---- Given records

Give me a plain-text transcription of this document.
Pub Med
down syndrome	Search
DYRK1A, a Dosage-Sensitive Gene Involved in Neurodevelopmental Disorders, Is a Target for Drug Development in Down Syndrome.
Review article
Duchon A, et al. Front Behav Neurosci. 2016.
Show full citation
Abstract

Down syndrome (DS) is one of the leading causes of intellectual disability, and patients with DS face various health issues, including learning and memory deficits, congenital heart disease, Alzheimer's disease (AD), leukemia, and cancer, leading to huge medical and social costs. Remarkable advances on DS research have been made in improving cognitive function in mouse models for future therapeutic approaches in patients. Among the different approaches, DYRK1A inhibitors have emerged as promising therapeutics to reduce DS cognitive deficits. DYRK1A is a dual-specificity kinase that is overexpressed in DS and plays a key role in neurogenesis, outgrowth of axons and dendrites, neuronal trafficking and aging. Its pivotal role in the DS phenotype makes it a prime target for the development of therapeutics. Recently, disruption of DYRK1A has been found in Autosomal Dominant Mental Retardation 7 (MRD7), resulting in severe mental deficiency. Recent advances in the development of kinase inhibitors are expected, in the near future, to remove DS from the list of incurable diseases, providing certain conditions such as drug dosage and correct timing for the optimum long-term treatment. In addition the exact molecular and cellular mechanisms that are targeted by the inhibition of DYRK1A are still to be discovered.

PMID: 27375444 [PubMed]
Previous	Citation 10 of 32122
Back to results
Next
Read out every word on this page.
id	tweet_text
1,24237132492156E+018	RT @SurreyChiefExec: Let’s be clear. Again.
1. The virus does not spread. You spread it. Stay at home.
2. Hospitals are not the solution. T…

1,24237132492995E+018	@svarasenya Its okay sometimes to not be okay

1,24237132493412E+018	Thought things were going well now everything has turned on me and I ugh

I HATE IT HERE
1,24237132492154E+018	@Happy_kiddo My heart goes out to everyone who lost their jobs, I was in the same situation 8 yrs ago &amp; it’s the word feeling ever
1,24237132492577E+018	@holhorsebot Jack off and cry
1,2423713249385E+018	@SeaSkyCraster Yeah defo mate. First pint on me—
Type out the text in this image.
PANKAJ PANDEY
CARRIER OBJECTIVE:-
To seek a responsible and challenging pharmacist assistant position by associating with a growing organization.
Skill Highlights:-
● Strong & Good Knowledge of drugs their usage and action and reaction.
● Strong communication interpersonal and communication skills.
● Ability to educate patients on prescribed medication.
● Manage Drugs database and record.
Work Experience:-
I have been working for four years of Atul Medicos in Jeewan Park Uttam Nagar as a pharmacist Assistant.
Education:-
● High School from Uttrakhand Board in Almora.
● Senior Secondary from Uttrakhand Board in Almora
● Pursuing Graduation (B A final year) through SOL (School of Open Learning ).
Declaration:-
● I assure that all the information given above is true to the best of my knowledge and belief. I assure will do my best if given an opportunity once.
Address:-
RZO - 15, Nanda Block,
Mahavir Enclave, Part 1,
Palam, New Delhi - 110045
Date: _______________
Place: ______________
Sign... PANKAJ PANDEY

--------

* Task details *
All lines with the word "Strong" are needed; pull them from the entries and copy each.

* Answer space *
● Strong & Good Knowledge of drugs their usage and action and reaction.
● Strong communication interpersonal and communication skills.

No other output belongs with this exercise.